Go through the records below line by line, counting those that contain the word "data"; answer with the count only.

··········

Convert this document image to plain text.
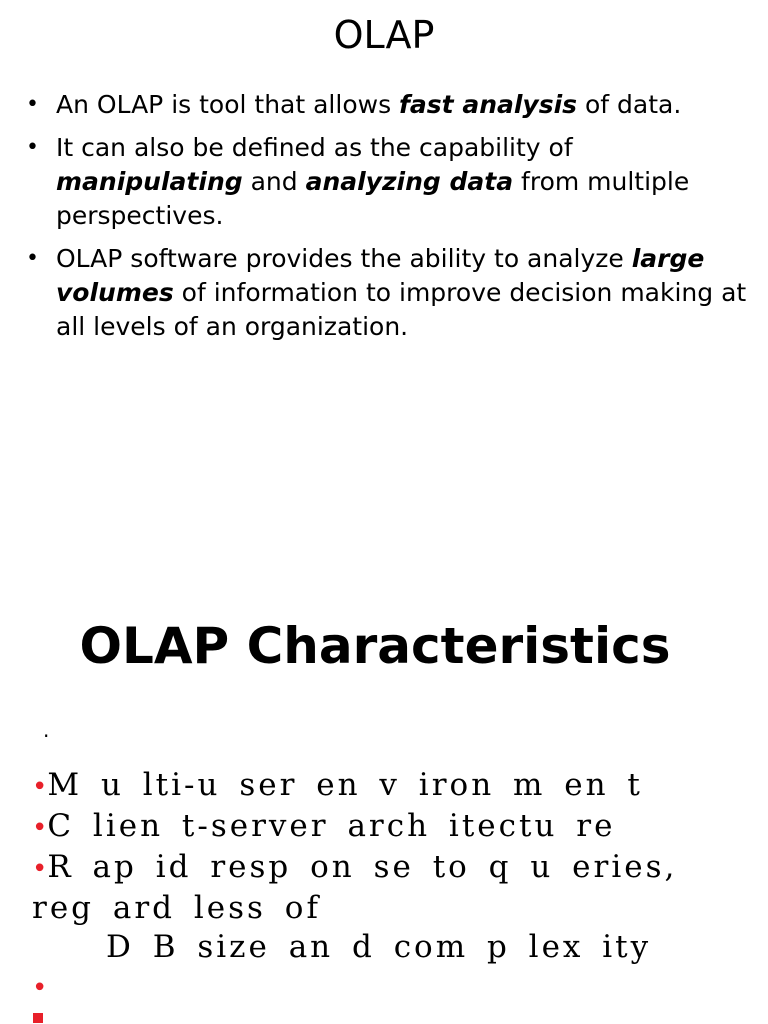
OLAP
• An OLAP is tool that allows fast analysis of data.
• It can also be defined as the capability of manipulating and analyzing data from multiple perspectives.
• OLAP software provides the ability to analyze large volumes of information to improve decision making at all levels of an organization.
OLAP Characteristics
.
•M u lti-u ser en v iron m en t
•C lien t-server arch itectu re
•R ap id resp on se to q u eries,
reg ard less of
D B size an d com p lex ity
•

··········

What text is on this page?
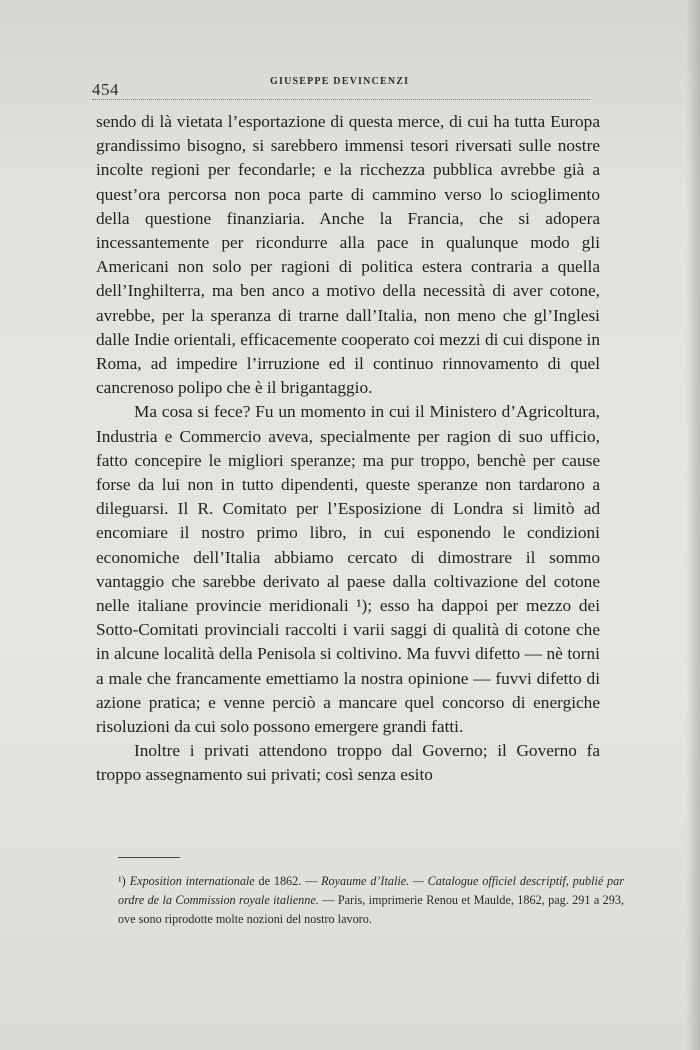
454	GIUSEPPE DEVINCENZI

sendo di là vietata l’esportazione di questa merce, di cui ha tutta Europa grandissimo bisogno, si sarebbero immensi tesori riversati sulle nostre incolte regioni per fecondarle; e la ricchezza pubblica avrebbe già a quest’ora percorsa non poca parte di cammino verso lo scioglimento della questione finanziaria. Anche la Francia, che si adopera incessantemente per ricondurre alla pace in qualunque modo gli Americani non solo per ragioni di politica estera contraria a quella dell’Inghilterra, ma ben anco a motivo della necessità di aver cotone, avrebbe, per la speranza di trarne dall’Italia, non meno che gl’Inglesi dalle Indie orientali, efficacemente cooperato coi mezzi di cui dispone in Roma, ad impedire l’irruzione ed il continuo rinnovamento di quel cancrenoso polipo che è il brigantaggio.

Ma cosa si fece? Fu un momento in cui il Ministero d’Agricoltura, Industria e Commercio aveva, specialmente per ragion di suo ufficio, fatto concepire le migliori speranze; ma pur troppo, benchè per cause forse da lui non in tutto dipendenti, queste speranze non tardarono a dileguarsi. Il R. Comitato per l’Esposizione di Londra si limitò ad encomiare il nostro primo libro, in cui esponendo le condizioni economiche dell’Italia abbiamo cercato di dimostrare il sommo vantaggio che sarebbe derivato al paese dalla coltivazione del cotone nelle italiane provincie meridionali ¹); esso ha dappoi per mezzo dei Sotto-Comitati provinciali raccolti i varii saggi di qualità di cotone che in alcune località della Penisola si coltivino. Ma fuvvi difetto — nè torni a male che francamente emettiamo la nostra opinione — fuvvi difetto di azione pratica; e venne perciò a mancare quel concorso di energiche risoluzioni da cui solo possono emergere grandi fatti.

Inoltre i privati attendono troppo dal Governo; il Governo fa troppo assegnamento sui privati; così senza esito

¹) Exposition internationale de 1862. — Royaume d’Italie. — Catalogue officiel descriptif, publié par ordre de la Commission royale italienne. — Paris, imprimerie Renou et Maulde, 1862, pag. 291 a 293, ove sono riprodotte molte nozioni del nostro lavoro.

··········

RESULT BELOW - 2